Direction: Pull out every line in the data below that contains the string "Production". Case counts.

Data section:
· · · · ·

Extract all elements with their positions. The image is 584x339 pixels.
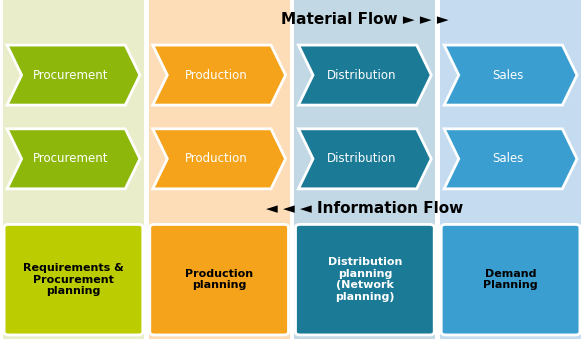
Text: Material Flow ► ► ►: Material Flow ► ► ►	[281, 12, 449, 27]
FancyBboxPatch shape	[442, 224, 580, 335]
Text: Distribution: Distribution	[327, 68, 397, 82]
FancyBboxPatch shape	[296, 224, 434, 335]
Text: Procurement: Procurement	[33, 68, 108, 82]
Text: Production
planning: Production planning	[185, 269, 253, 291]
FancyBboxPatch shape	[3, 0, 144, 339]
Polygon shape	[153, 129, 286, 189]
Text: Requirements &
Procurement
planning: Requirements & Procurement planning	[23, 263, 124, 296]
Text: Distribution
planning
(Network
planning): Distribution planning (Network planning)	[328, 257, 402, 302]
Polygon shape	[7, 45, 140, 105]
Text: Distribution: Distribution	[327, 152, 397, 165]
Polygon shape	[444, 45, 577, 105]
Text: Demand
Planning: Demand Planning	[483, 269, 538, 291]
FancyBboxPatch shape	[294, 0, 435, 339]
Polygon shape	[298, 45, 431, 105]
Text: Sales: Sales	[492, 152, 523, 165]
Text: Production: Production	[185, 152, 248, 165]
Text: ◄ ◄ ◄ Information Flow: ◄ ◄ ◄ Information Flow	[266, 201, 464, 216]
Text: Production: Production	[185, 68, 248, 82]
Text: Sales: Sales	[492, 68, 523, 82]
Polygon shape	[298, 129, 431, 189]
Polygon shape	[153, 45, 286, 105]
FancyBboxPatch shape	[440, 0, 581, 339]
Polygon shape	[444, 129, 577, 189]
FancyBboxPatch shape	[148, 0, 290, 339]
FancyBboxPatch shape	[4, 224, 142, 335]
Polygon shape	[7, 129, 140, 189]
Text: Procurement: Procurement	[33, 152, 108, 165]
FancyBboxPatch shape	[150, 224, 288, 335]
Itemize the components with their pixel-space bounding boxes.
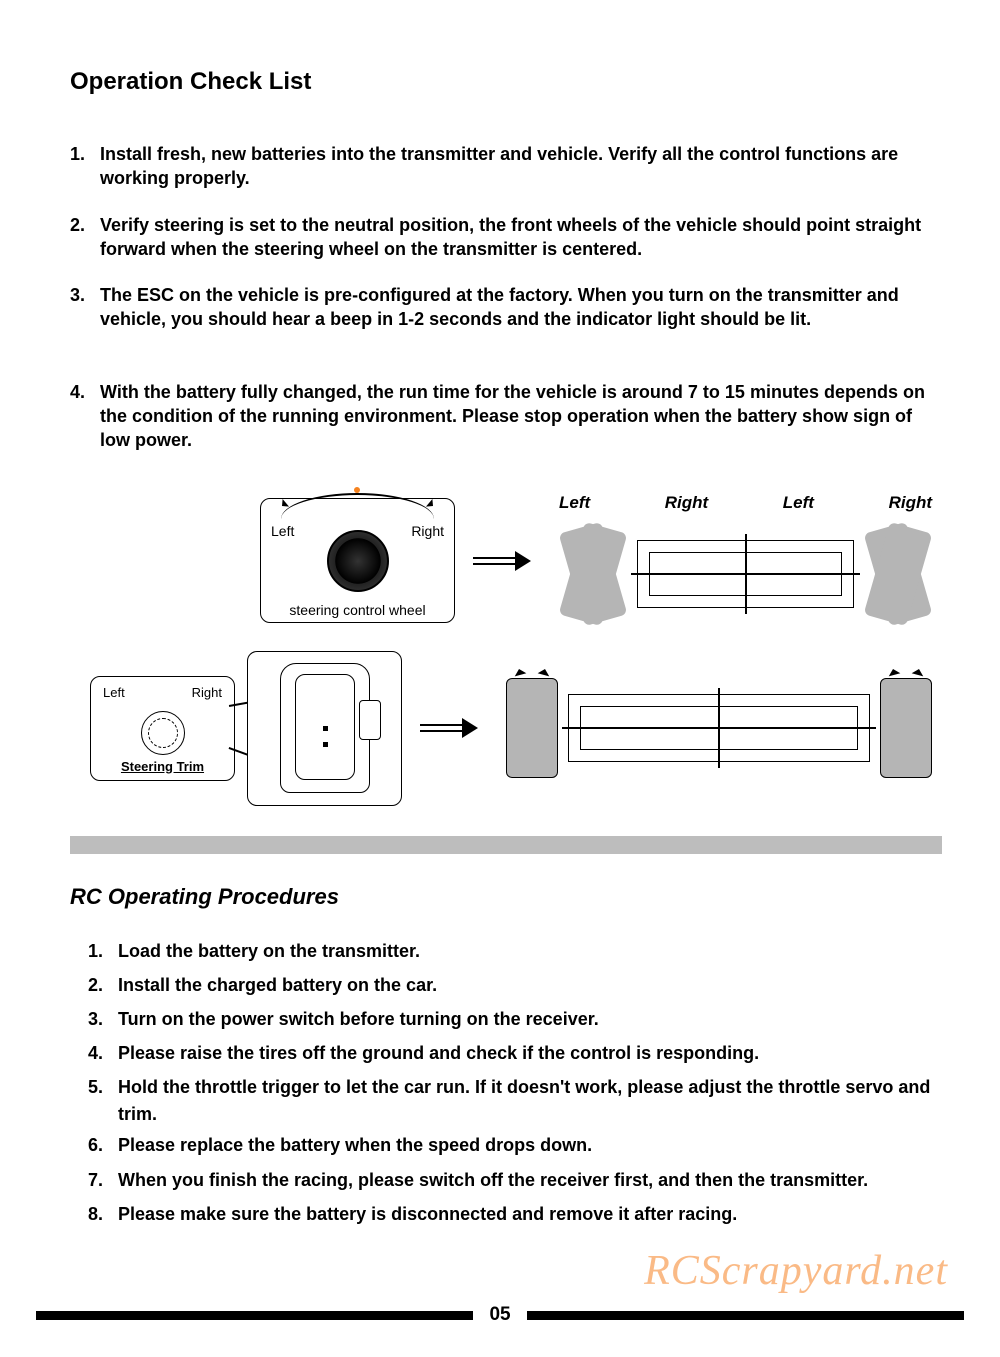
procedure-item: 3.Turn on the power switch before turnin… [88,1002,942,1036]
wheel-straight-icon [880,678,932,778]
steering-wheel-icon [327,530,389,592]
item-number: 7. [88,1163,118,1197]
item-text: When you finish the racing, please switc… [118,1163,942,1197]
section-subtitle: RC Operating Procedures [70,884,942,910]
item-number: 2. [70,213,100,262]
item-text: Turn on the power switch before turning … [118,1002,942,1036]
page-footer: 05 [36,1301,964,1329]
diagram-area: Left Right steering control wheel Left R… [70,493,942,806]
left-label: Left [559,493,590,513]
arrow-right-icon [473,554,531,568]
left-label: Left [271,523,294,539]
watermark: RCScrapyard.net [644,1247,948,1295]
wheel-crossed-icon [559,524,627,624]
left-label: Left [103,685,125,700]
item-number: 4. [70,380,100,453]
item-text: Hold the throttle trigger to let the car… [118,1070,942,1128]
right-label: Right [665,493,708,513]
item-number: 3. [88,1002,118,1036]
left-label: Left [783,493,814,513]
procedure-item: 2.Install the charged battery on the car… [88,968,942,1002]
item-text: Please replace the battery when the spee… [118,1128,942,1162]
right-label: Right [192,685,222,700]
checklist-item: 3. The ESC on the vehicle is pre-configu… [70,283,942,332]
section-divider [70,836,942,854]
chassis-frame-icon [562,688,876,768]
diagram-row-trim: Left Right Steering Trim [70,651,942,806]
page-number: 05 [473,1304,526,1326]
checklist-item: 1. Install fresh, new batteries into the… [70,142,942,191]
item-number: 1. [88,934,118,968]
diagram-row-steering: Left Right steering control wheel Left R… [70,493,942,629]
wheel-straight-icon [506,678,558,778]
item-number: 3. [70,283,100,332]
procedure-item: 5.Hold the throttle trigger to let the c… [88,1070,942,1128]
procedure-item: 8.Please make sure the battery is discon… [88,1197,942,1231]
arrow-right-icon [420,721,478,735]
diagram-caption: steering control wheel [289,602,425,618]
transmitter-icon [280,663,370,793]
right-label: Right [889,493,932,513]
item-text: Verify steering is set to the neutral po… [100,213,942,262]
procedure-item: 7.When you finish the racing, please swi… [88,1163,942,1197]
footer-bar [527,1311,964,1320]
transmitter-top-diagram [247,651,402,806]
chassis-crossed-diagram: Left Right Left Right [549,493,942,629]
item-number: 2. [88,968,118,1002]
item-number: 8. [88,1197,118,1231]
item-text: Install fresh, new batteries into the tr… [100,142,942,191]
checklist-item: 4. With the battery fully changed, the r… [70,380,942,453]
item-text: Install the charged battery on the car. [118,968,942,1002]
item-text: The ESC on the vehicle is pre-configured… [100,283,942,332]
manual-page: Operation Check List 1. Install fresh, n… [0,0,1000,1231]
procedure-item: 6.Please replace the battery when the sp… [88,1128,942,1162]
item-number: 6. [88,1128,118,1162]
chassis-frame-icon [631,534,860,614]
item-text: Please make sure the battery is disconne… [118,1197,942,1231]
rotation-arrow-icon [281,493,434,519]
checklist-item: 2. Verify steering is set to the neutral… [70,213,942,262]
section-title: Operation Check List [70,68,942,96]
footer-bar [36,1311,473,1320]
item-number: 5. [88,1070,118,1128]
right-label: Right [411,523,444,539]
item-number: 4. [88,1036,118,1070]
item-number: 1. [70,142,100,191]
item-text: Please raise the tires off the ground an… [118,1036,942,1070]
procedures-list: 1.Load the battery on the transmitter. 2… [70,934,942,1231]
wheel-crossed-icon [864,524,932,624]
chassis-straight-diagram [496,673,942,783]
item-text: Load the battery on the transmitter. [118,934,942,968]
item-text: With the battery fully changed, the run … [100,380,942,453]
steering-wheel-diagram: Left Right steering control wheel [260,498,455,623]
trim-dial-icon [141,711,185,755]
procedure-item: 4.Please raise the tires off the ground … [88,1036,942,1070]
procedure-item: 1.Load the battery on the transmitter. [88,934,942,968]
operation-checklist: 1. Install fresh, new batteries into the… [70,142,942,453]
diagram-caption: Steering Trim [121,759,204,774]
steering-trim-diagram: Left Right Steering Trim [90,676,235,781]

· · · · ·

Written reply:
Text: Production
planning: Production planning	[185, 269, 253, 291]
Text: Production: Production	[185, 152, 248, 165]
Text: Production: Production	[185, 68, 248, 82]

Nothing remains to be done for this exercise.